Goal: Any picture among the records should be left out, please; retype the rest exactly.

# START OF Dataset excerpts

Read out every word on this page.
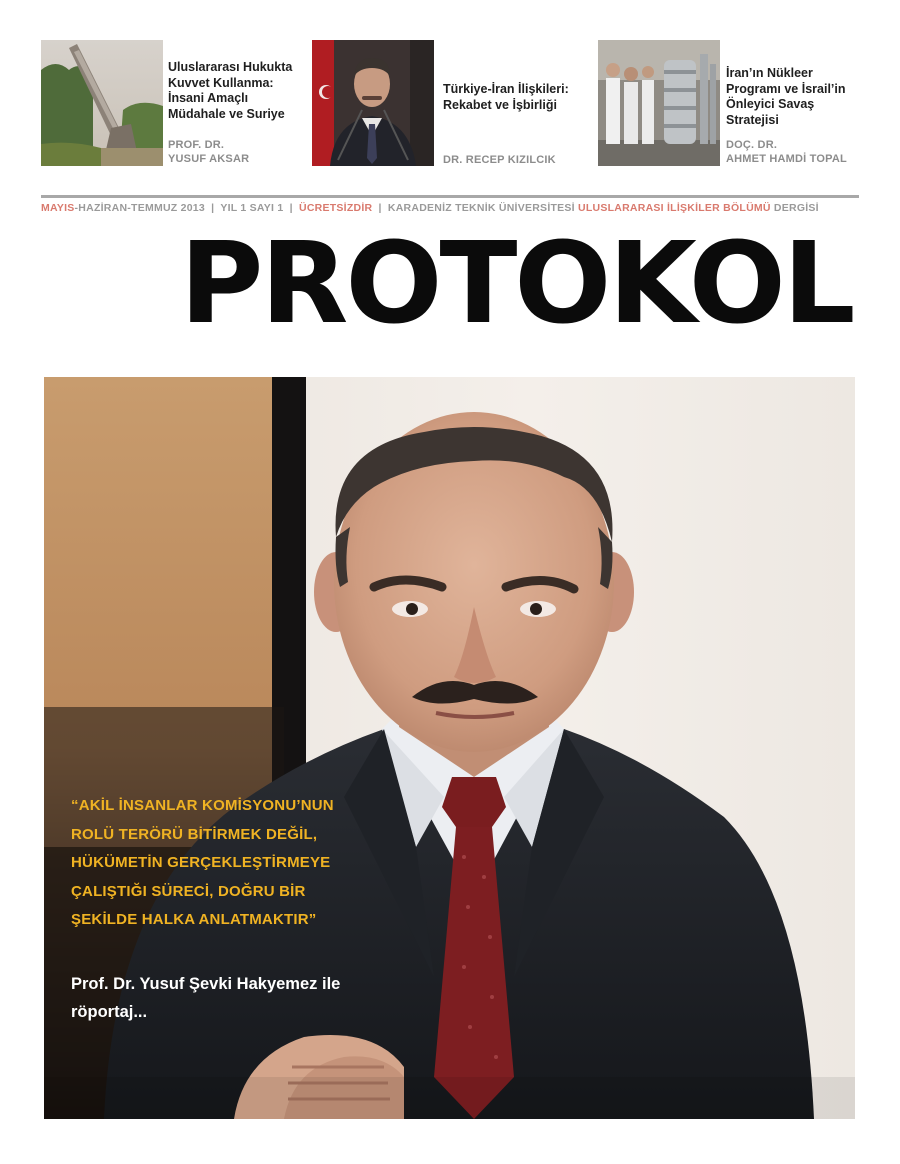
Uluslararası Hukukta Kuvvet Kullanma: İnsani Amaçlı Müdahale ve Suriye
PROF. DR.
YUSUF AKSAR
Türkiye-İran İlişkileri: Rekabet ve İşbirliği
DR. RECEP KIZILCIK
İran’ın Nükleer Programı ve İsrail’in Önleyici Savaş Stratejisi
DOÇ. DR.
AHMET HAMDİ TOPAL
MAYIS-HAZİRAN-TEMMUZ 2013 | YIL 1 SAYI 1 | ÜCRETSİZDİR | KARADENİZ TEKNİK ÜNİVERSİTESİ ULUSLARARASI İLİŞKİLER BÖLÜMÜ DERGİSİ
PROTOKOL
“AKİL İNSANLAR KOMİSYONU’NUN ROLÜ TERÖRÜ BİTİRMEK DEĞİL, HÜKÜMETİN GERÇEKLEŞTİRMEYE ÇALIŞTIĞI SÜRECİ, DOĞRU BİR ŞEKİLDE HALKA ANLATMAKTIR”
Prof. Dr. Yusuf Şevki Hakyemez ile röportaj...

# END OF Dataset excerpts

Written reply:
Read out every word on this page.
Uluslararası Hukukta Kuvvet Kullanma: İnsani Amaçlı Müdahale ve Suriye
PROF. DR.
YUSUF AKSAR
Türkiye-İran İlişkileri: Rekabet ve İşbirliği
DR. RECEP KIZILCIK
İran’ın Nükleer Programı ve İsrail’in Önleyici Savaş Stratejisi
DOÇ. DR.
AHMET HAMDİ TOPAL
MAYIS-HAZİRAN-TEMMUZ 2013 | YIL 1 SAYI 1 | ÜCRETSİZDİR | KARADENİZ TEKNİK ÜNİVERSİTESİ ULUSLARARASI İLİŞKİLER BÖLÜMÜ DERGİSİ
PROTOKOL
“AKİL İNSANLAR KOMİSYONU’NUN ROLÜ TERÖRÜ BİTİRMEK DEĞİL, HÜKÜMETİN GERÇEKLEŞTİRMEYE ÇALIŞTIĞI SÜRECİ, DOĞRU BİR ŞEKİLDE HALKA ANLATMAKTIR”
Prof. Dr. Yusuf Şevki Hakyemez ile röportaj...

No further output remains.